Written problem> Determine how many lines in these records hold "zostały". Only the number is wanted.

* BEGIN Data supplied *

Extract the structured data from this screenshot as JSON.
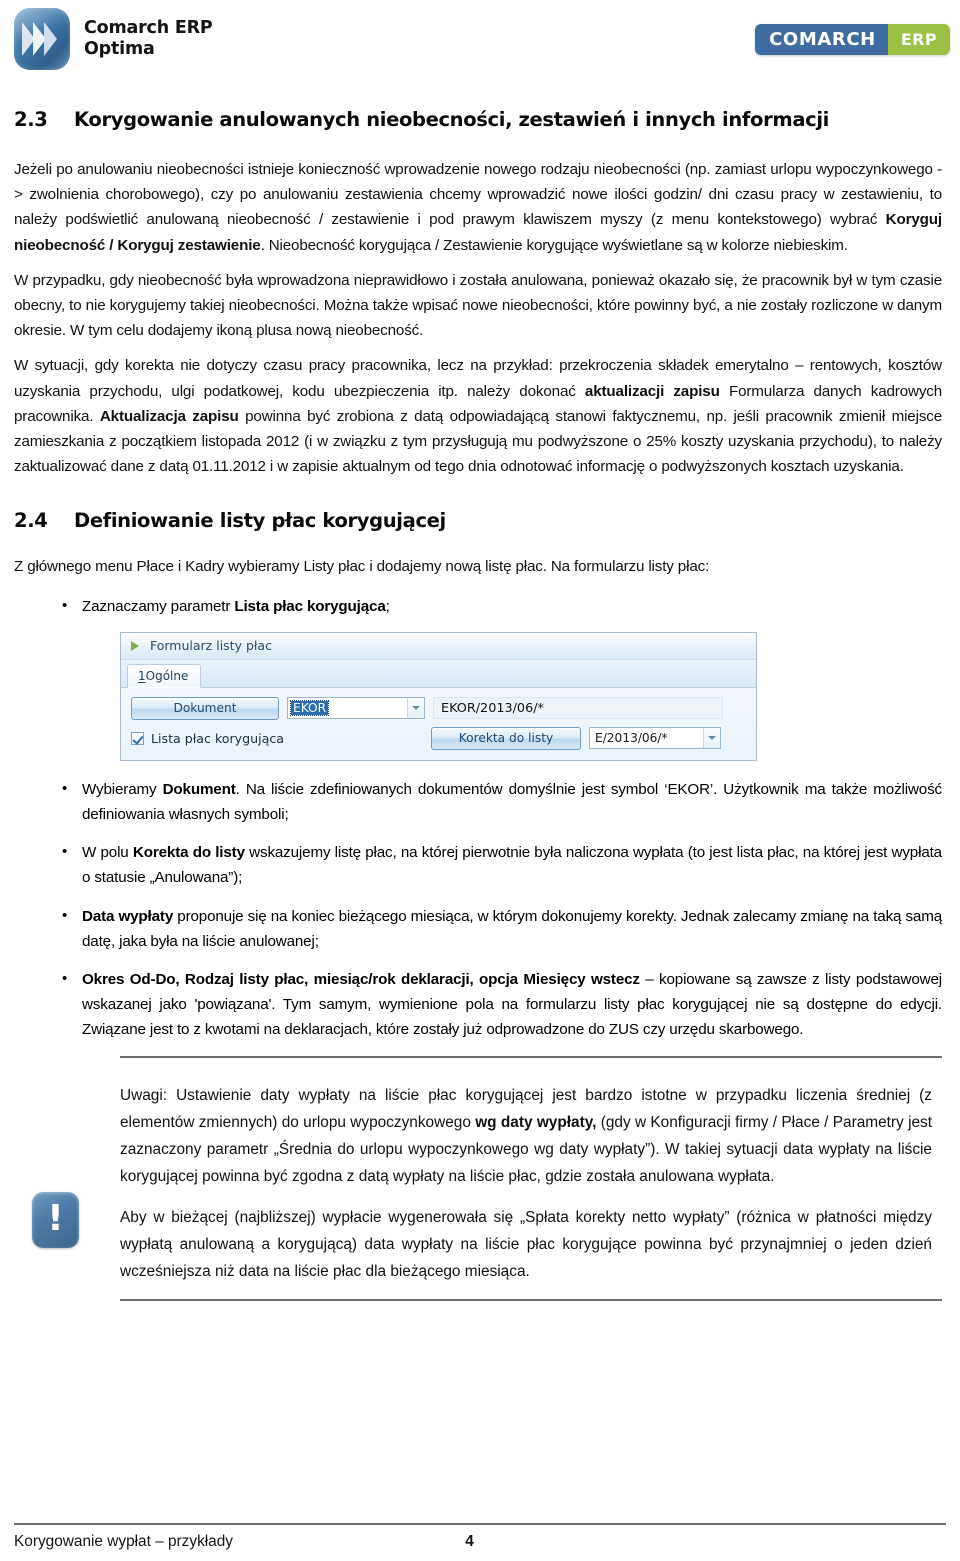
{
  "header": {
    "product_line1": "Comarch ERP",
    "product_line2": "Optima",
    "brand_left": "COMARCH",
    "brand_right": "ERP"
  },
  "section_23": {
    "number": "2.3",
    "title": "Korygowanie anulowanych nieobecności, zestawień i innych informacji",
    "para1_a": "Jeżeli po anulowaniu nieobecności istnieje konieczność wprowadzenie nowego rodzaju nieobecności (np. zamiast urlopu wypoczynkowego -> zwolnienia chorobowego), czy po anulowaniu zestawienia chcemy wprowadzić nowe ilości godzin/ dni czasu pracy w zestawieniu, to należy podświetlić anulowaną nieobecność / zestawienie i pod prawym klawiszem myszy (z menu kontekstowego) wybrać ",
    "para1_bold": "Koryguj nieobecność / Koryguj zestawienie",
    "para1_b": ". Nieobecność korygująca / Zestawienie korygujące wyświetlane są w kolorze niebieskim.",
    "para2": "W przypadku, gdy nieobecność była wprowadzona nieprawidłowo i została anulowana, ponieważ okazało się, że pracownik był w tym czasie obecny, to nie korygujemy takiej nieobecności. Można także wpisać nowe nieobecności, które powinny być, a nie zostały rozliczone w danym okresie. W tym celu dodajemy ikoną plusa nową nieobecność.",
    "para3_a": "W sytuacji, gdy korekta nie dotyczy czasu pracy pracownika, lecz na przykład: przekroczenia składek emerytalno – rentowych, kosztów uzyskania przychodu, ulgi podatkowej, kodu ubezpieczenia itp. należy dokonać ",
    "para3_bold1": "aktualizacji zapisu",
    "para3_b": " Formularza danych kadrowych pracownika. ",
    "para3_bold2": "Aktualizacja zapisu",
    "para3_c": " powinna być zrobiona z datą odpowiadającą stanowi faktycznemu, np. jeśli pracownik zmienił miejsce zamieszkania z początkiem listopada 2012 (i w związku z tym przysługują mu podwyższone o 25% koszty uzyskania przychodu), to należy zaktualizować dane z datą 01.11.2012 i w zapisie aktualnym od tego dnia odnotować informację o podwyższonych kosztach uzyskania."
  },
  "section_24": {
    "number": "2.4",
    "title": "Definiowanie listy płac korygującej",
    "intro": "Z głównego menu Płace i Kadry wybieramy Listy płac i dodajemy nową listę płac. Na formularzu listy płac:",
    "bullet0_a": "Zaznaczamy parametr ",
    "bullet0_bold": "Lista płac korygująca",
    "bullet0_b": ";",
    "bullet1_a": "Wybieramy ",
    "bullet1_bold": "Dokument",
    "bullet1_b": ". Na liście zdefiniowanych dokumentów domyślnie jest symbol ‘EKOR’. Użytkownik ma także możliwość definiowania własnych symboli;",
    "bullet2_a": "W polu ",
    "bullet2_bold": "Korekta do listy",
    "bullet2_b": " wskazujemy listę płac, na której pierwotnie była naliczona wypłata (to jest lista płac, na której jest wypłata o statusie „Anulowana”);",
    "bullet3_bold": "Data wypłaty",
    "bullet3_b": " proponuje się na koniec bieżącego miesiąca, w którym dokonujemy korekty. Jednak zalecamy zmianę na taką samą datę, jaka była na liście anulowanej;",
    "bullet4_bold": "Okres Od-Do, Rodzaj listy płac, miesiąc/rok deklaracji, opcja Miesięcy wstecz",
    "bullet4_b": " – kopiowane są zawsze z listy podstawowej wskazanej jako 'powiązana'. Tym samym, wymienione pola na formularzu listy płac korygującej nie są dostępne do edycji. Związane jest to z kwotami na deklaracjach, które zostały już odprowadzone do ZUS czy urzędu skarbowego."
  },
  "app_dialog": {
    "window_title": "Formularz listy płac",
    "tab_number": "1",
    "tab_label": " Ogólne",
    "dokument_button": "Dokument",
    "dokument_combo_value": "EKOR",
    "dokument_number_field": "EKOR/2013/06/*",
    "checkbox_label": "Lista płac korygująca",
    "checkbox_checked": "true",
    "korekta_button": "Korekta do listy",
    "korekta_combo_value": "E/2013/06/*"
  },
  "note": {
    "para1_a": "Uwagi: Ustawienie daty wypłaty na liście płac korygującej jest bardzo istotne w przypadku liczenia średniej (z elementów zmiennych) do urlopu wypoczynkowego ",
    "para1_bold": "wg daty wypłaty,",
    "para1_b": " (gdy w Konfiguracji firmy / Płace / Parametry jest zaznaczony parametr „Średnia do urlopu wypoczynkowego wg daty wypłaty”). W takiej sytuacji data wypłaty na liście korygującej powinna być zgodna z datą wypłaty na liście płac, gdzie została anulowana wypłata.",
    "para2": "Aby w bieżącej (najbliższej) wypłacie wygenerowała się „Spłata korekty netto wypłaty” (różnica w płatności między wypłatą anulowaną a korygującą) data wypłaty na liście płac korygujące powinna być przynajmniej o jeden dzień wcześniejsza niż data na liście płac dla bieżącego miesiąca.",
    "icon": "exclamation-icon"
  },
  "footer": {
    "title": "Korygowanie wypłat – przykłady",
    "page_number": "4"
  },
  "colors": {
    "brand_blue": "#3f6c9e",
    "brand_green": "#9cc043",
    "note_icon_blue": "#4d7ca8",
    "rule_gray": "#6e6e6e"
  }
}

* END Data supplied *

Exercise output> 2